• [Entries]
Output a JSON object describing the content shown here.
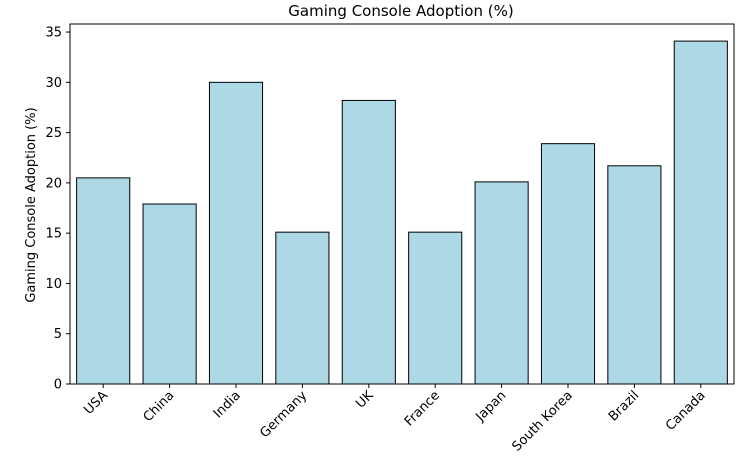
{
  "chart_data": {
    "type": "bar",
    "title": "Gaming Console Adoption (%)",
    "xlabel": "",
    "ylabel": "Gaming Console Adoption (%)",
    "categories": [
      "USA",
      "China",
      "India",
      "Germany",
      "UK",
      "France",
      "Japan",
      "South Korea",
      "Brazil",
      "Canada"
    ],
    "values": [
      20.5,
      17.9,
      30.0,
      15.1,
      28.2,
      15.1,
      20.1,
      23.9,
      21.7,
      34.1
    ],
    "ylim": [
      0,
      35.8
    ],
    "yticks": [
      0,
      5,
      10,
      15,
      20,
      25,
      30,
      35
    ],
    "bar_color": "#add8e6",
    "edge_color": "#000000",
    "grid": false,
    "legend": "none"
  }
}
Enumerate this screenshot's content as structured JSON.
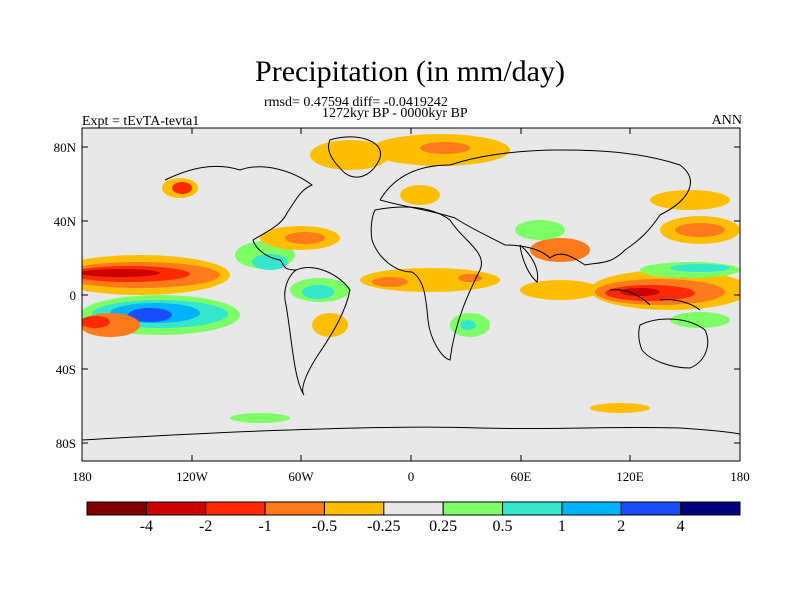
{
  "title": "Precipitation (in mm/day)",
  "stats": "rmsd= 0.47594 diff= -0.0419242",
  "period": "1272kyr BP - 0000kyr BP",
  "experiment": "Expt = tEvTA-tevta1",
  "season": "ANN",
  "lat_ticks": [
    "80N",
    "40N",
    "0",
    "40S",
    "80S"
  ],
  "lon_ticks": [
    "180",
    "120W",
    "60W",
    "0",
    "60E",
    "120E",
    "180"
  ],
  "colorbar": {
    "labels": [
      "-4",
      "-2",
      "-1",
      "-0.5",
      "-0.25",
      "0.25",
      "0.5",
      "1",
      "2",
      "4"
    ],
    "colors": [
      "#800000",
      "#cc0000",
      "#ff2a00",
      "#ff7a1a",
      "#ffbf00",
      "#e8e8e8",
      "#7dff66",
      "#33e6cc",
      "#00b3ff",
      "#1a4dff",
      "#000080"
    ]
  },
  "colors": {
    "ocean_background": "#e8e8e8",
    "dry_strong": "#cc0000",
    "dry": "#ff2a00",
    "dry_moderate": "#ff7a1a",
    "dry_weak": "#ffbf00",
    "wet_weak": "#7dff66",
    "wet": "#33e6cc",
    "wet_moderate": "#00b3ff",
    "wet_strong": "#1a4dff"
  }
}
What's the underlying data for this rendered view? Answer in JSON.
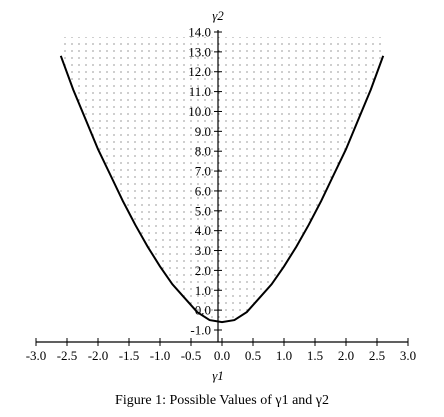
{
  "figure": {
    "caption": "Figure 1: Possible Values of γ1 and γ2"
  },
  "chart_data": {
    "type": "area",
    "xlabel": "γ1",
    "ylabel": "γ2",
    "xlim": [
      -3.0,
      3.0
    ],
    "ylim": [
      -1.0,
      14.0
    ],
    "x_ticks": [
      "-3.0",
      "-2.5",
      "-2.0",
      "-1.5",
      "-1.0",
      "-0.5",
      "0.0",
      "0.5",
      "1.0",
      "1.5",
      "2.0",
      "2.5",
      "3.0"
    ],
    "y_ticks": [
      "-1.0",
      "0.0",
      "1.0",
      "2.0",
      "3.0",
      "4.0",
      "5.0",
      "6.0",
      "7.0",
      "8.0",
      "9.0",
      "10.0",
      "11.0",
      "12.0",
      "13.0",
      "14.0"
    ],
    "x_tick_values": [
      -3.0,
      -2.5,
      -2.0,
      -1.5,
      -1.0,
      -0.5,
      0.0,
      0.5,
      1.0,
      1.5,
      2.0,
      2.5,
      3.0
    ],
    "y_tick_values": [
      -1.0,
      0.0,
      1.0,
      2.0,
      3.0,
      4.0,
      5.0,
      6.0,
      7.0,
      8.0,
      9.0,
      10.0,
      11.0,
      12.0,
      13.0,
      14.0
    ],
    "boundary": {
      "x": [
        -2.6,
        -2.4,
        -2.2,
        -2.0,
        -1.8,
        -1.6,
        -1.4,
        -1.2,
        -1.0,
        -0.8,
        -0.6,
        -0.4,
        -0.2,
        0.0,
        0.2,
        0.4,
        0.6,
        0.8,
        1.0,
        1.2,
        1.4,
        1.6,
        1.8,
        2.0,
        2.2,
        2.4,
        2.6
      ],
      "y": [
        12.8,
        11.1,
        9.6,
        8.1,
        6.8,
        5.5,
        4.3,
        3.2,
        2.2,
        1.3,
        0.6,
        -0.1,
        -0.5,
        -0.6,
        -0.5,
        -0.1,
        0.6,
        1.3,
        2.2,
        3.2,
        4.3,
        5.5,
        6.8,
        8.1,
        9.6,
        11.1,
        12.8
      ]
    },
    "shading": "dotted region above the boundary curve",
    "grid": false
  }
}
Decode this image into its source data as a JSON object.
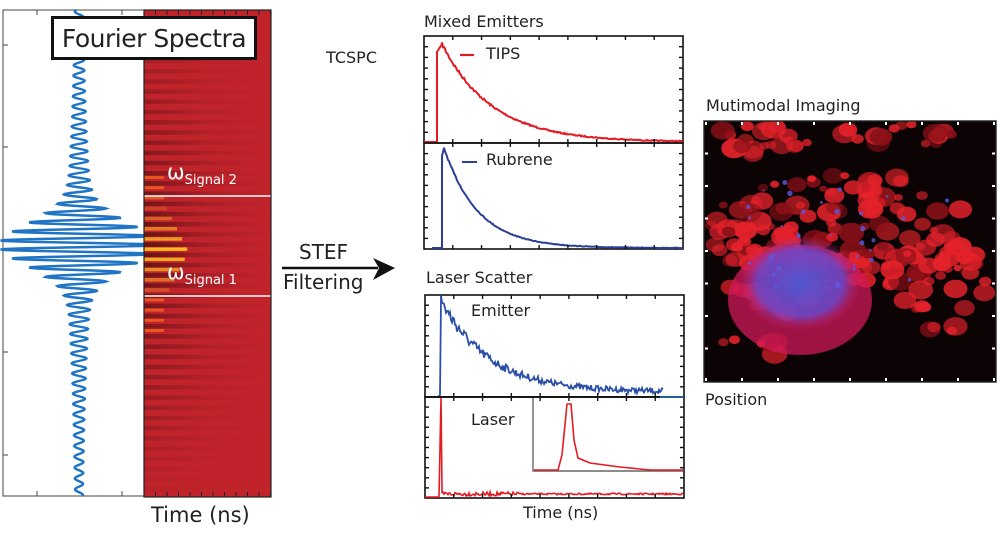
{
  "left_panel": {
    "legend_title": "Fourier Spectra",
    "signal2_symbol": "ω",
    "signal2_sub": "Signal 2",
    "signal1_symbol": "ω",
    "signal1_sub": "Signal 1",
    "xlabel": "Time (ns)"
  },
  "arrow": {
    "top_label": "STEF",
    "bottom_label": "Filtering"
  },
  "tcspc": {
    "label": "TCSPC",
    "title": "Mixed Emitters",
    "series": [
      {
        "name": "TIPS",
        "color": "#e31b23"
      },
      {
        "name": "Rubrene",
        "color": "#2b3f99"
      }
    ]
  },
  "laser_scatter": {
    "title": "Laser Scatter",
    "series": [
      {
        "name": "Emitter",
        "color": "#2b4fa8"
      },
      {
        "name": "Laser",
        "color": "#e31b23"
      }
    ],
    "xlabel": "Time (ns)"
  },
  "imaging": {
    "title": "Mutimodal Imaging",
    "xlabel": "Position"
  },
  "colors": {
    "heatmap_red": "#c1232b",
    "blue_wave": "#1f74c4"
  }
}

...

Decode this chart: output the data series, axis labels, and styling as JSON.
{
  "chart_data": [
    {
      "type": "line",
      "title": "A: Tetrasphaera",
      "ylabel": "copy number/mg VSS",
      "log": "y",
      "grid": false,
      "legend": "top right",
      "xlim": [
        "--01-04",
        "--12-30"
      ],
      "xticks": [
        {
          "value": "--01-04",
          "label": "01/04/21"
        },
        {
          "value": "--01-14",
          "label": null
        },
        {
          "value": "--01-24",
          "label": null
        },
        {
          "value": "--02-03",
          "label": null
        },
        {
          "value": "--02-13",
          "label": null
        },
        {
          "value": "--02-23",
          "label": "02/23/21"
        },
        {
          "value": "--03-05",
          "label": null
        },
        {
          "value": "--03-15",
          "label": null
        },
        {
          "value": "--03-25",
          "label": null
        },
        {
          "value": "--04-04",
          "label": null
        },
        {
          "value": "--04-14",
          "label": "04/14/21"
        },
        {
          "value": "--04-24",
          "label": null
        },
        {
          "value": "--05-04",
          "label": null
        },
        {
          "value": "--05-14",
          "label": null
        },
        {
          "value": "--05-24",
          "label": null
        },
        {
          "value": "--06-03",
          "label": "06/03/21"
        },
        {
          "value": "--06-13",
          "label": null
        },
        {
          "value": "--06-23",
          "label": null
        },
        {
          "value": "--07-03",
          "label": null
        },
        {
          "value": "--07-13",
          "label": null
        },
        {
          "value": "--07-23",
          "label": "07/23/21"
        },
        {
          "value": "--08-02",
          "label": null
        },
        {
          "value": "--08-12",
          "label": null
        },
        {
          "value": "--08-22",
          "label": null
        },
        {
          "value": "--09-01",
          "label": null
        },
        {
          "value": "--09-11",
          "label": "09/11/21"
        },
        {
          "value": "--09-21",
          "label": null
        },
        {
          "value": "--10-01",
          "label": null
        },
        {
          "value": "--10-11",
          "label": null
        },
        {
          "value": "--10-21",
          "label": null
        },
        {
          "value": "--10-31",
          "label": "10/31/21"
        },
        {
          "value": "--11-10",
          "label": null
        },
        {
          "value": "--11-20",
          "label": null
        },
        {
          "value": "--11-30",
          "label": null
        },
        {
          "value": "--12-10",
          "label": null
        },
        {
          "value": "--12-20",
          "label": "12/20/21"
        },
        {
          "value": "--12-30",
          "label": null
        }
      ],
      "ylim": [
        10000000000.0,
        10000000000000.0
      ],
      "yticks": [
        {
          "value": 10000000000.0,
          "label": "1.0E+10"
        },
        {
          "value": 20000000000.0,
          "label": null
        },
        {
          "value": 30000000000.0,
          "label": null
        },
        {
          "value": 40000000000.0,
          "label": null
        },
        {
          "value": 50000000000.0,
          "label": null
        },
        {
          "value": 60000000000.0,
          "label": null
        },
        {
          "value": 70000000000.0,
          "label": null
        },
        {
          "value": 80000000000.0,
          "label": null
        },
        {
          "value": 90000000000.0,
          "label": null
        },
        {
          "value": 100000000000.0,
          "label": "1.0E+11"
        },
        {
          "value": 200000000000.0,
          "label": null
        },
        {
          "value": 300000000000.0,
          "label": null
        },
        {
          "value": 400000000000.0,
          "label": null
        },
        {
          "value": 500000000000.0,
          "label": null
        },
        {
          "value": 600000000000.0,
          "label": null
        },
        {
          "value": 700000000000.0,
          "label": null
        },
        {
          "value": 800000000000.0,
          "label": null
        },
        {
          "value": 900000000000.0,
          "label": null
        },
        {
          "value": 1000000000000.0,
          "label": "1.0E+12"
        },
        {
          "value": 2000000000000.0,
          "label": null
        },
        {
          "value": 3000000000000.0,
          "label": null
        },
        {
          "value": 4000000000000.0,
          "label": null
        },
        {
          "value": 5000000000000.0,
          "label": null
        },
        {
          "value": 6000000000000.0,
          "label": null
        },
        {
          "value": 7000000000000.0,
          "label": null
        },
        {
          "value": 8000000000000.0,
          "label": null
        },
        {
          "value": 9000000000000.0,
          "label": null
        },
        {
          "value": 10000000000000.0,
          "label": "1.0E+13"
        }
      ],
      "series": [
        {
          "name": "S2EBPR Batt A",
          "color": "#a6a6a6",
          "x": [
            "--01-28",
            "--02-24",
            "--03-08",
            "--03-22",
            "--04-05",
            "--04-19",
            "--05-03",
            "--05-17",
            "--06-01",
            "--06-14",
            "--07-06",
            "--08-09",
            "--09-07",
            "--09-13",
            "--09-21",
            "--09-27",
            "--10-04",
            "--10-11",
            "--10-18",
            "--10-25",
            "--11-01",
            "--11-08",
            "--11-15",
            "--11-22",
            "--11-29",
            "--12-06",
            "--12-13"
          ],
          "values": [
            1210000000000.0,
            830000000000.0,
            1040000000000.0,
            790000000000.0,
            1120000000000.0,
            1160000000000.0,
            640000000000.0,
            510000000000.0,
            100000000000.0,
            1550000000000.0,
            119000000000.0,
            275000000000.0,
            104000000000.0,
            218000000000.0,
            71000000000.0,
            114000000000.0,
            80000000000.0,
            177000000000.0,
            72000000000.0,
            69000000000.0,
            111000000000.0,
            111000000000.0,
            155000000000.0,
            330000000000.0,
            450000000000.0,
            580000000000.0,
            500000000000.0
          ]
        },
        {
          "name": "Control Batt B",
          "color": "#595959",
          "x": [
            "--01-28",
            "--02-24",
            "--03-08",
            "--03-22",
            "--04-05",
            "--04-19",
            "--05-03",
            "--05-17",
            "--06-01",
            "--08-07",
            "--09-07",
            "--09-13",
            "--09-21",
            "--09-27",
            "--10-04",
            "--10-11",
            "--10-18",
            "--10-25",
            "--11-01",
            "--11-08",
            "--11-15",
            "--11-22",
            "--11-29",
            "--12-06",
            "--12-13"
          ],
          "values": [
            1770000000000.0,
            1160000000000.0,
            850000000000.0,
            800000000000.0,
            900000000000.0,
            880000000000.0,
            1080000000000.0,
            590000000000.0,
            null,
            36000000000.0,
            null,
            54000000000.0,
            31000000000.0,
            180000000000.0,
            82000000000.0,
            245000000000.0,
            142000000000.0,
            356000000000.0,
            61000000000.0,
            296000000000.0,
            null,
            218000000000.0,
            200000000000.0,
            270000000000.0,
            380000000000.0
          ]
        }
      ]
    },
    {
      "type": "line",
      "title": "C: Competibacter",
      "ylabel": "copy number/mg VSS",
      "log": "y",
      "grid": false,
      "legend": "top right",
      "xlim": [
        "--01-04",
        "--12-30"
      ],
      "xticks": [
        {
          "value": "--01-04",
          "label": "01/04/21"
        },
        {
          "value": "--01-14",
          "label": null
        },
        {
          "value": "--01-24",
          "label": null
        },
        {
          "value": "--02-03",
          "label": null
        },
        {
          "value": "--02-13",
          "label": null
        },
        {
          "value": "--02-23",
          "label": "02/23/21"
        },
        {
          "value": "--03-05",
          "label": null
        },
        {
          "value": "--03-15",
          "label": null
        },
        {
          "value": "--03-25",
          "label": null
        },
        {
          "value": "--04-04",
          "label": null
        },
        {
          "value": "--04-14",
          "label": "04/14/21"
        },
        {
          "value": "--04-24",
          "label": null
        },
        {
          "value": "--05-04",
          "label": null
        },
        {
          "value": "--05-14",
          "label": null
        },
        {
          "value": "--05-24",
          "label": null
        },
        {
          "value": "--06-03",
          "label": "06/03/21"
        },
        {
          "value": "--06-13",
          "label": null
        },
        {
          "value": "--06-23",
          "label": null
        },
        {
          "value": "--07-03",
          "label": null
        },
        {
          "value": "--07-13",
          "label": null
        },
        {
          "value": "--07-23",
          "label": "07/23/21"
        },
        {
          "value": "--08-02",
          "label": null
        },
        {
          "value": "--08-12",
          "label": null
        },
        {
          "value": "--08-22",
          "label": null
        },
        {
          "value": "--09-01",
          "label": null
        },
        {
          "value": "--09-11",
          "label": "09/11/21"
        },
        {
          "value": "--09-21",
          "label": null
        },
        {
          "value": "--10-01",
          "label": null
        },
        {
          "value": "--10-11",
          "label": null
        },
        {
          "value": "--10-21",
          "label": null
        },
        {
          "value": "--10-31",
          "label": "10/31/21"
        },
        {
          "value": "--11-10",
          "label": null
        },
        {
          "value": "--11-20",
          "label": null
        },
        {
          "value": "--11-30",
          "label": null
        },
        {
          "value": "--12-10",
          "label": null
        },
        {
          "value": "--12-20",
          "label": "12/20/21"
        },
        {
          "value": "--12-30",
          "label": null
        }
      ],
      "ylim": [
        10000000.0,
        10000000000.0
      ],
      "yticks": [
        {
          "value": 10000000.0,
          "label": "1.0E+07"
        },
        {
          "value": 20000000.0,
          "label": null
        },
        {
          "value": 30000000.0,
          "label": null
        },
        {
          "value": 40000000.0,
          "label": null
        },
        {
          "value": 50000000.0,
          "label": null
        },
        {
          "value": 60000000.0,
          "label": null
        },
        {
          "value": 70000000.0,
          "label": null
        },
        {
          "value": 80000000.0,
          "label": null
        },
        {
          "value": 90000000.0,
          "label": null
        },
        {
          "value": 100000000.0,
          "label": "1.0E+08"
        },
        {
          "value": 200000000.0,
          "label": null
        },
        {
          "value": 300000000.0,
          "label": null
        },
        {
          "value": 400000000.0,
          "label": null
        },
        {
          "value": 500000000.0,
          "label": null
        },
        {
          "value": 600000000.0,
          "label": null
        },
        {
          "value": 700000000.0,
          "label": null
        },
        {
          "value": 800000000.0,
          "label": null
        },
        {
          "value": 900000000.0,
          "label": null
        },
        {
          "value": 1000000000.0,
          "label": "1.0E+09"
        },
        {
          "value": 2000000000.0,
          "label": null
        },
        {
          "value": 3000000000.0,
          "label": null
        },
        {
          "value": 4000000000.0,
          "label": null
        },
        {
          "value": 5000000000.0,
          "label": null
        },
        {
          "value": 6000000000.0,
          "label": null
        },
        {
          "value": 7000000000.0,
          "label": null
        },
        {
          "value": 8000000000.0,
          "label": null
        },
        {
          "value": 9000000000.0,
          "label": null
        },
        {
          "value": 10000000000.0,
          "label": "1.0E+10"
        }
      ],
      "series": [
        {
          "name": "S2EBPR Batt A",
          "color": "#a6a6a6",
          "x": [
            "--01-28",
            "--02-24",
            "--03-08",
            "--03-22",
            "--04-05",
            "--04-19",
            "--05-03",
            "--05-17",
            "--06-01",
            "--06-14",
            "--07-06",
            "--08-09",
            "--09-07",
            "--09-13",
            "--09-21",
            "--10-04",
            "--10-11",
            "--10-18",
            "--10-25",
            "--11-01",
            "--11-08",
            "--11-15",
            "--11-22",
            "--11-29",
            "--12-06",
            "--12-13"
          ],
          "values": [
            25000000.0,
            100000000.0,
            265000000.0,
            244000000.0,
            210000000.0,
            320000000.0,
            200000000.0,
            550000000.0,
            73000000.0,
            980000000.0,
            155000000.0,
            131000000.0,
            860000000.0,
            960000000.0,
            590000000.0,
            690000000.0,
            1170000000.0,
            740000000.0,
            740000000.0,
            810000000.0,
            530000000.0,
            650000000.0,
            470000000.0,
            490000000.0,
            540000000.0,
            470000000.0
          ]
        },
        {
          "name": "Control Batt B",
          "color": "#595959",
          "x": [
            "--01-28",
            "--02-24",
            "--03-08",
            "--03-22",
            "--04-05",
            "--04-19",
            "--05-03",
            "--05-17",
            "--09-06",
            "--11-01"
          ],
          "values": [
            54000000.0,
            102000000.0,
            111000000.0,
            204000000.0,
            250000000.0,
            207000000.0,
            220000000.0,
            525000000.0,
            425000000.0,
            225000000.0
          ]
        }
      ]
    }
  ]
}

• [Written exercise] Every line above that contains the word "Decode" should be reported.

• [Correct answer]
Decode this image into its source data as a JSON object.
Decode this chart: output the data series, axis labels, and styling as JSON.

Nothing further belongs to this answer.